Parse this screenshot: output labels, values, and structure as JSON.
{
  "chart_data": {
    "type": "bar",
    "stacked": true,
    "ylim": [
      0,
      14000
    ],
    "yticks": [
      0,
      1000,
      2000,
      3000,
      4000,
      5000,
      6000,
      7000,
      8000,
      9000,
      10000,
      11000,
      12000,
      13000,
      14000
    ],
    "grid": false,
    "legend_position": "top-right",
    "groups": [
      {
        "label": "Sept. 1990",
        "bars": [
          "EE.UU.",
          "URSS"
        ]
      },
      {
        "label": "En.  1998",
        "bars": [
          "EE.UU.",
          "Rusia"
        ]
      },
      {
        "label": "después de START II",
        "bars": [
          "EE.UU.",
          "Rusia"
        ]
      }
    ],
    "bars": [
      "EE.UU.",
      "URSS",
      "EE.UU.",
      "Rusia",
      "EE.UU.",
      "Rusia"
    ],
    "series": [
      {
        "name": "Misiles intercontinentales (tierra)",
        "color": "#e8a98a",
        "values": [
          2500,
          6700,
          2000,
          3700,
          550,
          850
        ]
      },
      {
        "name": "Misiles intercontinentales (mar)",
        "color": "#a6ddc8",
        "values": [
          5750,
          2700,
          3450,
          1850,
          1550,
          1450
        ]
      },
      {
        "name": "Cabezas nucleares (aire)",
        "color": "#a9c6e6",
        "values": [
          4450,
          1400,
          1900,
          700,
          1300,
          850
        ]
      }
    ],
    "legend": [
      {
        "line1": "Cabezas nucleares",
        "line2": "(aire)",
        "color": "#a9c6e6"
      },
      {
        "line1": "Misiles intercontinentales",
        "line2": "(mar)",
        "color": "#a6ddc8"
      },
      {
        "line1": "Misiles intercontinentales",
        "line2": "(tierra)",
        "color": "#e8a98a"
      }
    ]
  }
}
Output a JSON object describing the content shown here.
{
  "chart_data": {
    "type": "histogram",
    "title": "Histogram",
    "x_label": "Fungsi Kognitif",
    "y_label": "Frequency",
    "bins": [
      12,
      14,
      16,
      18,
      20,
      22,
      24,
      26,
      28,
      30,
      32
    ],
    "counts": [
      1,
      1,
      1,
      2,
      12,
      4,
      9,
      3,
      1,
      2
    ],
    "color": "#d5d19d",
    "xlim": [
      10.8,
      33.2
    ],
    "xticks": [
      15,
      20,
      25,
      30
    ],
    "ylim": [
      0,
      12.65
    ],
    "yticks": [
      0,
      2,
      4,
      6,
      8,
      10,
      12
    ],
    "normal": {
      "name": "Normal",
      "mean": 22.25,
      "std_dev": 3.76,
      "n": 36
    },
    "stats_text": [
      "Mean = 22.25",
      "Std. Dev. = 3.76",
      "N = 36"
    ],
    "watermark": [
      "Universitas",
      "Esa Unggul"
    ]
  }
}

### TASK DETAILS
For each line in the data above that contains the string "Cabezas", extract the line.

### ANSWER TO THIS EXERCISE
        "name": "Cabezas nucleares (aire)",
        "line1": "Cabezas nucleares",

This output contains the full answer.